Exercise input ▸
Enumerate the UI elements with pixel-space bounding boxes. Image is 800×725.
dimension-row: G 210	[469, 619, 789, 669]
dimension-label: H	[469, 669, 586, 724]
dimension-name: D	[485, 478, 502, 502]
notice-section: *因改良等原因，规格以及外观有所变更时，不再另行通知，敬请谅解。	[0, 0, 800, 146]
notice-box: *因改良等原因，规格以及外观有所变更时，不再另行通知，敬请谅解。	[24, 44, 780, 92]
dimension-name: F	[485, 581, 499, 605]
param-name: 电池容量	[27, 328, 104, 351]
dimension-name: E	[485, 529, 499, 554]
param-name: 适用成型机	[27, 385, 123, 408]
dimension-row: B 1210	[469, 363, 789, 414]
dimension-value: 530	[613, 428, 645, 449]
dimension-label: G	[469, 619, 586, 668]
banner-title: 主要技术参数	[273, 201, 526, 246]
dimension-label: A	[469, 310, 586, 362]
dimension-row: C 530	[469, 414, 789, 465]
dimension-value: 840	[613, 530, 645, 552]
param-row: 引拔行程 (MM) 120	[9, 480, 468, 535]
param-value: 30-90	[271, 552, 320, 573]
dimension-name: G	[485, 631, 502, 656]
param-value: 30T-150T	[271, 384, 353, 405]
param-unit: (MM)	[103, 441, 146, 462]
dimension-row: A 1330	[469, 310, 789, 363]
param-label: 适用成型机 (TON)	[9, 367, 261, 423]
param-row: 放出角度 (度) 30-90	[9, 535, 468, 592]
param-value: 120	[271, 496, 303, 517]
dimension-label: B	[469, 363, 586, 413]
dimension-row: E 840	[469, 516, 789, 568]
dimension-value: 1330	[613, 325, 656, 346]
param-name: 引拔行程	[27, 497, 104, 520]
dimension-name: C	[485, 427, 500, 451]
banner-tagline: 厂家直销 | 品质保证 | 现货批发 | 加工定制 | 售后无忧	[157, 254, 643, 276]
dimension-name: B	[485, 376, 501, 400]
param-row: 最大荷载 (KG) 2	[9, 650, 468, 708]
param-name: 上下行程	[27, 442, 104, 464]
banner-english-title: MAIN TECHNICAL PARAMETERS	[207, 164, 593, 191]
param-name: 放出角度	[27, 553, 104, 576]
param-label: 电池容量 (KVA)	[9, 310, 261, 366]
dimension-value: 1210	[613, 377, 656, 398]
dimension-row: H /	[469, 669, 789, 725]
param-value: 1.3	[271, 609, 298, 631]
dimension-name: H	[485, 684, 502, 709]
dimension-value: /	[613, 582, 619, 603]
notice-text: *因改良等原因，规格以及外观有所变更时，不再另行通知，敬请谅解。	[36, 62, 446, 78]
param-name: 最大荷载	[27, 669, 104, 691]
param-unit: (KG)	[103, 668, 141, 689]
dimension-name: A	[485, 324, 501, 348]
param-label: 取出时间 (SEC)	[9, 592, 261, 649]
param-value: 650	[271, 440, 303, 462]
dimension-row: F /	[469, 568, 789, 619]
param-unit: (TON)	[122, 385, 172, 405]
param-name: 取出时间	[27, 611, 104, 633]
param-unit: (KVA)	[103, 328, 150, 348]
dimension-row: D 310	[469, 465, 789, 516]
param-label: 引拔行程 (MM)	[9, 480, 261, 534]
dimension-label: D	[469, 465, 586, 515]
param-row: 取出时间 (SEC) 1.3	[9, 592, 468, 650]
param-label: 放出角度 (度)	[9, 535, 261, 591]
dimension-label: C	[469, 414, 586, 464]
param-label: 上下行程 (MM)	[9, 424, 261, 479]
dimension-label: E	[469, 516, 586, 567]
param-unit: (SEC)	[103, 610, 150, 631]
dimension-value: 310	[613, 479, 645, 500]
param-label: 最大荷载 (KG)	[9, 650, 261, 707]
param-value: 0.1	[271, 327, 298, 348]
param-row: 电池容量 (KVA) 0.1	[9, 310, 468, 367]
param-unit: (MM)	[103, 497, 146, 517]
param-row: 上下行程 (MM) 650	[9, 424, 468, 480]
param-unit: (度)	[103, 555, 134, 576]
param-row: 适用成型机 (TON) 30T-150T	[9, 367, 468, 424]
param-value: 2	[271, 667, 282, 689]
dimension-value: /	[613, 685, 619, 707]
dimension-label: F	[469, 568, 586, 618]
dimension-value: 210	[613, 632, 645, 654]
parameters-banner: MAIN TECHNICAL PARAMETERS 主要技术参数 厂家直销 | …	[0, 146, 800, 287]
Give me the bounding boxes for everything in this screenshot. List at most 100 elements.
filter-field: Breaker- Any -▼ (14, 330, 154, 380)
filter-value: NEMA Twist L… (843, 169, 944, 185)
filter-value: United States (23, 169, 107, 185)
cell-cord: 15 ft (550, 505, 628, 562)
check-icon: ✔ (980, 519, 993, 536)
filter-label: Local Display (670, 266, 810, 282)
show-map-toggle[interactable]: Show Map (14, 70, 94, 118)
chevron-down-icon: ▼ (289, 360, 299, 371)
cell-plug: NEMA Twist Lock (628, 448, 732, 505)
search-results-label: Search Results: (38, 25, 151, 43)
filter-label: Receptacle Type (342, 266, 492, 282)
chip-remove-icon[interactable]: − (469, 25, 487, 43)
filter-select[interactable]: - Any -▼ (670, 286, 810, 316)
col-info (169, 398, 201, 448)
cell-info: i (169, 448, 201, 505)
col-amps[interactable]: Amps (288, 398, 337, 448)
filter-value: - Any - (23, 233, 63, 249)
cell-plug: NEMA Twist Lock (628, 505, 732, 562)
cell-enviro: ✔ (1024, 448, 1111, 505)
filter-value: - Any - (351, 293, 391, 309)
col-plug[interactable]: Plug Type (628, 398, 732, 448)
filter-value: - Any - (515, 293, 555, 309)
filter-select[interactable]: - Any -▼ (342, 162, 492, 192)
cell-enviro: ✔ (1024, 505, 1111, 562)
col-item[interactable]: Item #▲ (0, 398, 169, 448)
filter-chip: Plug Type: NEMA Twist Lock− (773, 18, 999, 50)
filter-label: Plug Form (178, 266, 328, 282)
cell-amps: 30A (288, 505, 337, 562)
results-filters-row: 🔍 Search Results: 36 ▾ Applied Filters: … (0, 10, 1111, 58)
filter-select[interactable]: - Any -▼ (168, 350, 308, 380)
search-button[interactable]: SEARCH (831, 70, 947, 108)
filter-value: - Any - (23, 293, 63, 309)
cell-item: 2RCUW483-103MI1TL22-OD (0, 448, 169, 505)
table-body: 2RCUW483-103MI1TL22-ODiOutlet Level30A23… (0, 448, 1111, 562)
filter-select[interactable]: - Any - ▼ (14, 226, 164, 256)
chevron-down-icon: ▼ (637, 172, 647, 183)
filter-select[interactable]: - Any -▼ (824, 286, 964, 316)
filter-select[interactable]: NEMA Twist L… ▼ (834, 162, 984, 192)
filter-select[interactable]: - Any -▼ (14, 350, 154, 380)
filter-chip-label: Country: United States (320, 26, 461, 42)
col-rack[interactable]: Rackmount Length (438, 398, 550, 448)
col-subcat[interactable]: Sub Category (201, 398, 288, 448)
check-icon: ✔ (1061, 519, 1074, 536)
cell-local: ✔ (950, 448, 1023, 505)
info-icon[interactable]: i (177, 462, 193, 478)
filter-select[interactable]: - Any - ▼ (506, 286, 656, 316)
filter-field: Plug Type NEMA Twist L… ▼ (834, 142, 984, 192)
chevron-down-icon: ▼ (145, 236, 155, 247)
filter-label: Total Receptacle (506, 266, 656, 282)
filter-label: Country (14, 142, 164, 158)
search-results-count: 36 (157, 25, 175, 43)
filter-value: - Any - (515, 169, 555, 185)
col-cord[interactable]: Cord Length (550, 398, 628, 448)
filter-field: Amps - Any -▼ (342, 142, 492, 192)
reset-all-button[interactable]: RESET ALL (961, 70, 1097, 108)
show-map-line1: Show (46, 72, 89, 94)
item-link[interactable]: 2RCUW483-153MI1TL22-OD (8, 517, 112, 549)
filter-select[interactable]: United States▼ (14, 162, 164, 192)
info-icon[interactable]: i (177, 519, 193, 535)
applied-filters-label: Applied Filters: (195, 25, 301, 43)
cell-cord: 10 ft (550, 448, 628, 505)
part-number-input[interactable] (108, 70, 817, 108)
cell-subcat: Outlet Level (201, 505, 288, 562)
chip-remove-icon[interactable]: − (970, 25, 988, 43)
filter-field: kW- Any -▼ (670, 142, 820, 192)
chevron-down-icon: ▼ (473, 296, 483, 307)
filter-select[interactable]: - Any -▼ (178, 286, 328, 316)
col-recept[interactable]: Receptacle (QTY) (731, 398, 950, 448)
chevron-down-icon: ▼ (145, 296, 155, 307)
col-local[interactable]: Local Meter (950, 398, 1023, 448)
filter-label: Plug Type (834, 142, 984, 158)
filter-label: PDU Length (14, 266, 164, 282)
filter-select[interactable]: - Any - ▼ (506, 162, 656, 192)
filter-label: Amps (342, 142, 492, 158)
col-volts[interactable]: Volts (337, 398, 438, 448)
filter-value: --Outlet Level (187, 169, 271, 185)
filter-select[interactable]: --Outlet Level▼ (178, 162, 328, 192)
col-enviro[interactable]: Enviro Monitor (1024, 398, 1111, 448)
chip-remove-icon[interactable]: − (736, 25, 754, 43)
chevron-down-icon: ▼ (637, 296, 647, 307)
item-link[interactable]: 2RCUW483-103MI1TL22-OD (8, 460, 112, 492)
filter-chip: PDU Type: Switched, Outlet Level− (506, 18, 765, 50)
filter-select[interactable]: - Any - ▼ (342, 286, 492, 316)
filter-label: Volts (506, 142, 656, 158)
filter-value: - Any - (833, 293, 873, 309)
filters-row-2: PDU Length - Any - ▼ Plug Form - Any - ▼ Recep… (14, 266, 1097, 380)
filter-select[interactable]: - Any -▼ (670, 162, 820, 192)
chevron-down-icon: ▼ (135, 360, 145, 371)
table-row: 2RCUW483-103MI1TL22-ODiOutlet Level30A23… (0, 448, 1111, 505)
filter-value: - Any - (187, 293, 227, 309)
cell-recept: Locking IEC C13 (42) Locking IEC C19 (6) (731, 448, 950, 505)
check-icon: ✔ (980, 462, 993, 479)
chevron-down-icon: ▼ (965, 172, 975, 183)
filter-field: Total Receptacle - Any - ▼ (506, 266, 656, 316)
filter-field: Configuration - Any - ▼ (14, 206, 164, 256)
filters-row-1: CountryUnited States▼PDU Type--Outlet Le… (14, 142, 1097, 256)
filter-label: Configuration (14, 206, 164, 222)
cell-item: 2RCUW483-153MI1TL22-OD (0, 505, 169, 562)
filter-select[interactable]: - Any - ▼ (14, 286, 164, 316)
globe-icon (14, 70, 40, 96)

Task prompt ▸ Extract the records from the first line up to and including the line with "385, 123, 408]", and repeat those lines exactly.

Exercise answer ▸
Enumerate the UI elements with pixel-space bounding boxes. Image is 800×725.
dimension-row: G 210	[469, 619, 789, 669]
dimension-label: H	[469, 669, 586, 724]
dimension-name: D	[485, 478, 502, 502]
notice-section: *因改良等原因，规格以及外观有所变更时，不再另行通知，敬请谅解。	[0, 0, 800, 146]
notice-box: *因改良等原因，规格以及外观有所变更时，不再另行通知，敬请谅解。	[24, 44, 780, 92]
dimension-name: F	[485, 581, 499, 605]
param-name: 电池容量	[27, 328, 104, 351]
dimension-name: E	[485, 529, 499, 554]
param-name: 适用成型机	[27, 385, 123, 408]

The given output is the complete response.